> _Required work_
Pictures do not belong in the copy, so please give every entry below again exactly.

> _Information provided_
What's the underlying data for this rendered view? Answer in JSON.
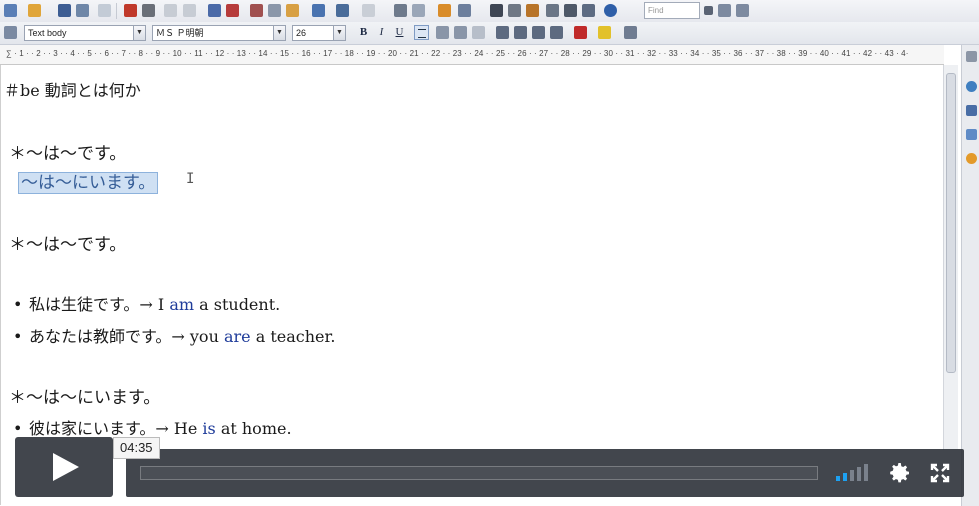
{
  "toolbar": {
    "find_placeholder": "Find"
  },
  "format_bar": {
    "paragraph_style": "Text body",
    "font_name": "ＭＳ Ｐ明朝",
    "font_size": "26",
    "bold_label": "B",
    "italic_label": "I",
    "underline_label": "U"
  },
  "ruler": {
    "marks": "∑ · 1 · · 2 · · 3 · · 4 · · 5 · · 6 · · 7 · · 8 · · 9 · · 10 · · 11 · · 12 · · 13 · · 14 · · 15 · · 16 · · 17 · · 18 · · 19 · · 20 · · 21 · · 22 · · 23 · · 24 · · 25 · · 26 · · 27 · · 28 · · 29 · · 30 · · 31 · · 32 · · 33 · · 34 · · 35 · · 36 · · 37 · · 38 · · 39 · · 40 · · 41 · · 42 · · 43 · 4·"
  },
  "document": {
    "title": "＃be 動詞とは何か",
    "section1_heading": "＊～は～です。",
    "section1_selected": "～は～にいます。",
    "section2_heading": "＊～は～です。",
    "bullet1_jp": "私は生徒です。→ I ",
    "bullet1_verb": "am",
    "bullet1_rest": " a student.",
    "bullet2_jp": "あなたは教師です。→ you ",
    "bullet2_verb": "are",
    "bullet2_rest": " a teacher.",
    "section3_heading": "＊～は～にいます。",
    "bullet3_jp": "彼は家にいます。→ He ",
    "bullet3_verb": "is",
    "bullet3_rest": " at home.",
    "bullet_symbol": "•"
  },
  "player": {
    "timecode": "04:35",
    "progress_fraction": 0.0
  },
  "colors": {
    "verb_highlight": "#1f3c9a",
    "selection_bg": "#cfe0f3",
    "player_bg": "#282c34"
  }
}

> _Problem solution_
What's the underlying data for this rendered view? Answer in JSON.
{
  "toolbar": {
    "find_placeholder": "Find"
  },
  "format_bar": {
    "paragraph_style": "Text body",
    "font_name": "ＭＳ Ｐ明朝",
    "font_size": "26",
    "bold_label": "B",
    "italic_label": "I",
    "underline_label": "U"
  },
  "ruler": {
    "marks": "∑ · 1 · · 2 · · 3 · · 4 · · 5 · · 6 · · 7 · · 8 · · 9 · · 10 · · 11 · · 12 · · 13 · · 14 · · 15 · · 16 · · 17 · · 18 · · 19 · · 20 · · 21 · · 22 · · 23 · · 24 · · 25 · · 26 · · 27 · · 28 · · 29 · · 30 · · 31 · · 32 · · 33 · · 34 · · 35 · · 36 · · 37 · · 38 · · 39 · · 40 · · 41 · · 42 · · 43 · 4·"
  },
  "document": {
    "title": "＃be 動詞とは何か",
    "section1_heading": "＊～は～です。",
    "section1_selected": "～は～にいます。",
    "section2_heading": "＊～は～です。",
    "bullet1_jp": "私は生徒です。→ I ",
    "bullet1_verb": "am",
    "bullet1_rest": " a student.",
    "bullet2_jp": "あなたは教師です。→ you ",
    "bullet2_verb": "are",
    "bullet2_rest": " a teacher.",
    "section3_heading": "＊～は～にいます。",
    "bullet3_jp": "彼は家にいます。→ He ",
    "bullet3_verb": "is",
    "bullet3_rest": " at home.",
    "bullet_symbol": "•"
  },
  "player": {
    "timecode": "04:35",
    "progress_fraction": 0.0
  },
  "colors": {
    "verb_highlight": "#1f3c9a",
    "selection_bg": "#cfe0f3",
    "player_bg": "#282c34"
  }
}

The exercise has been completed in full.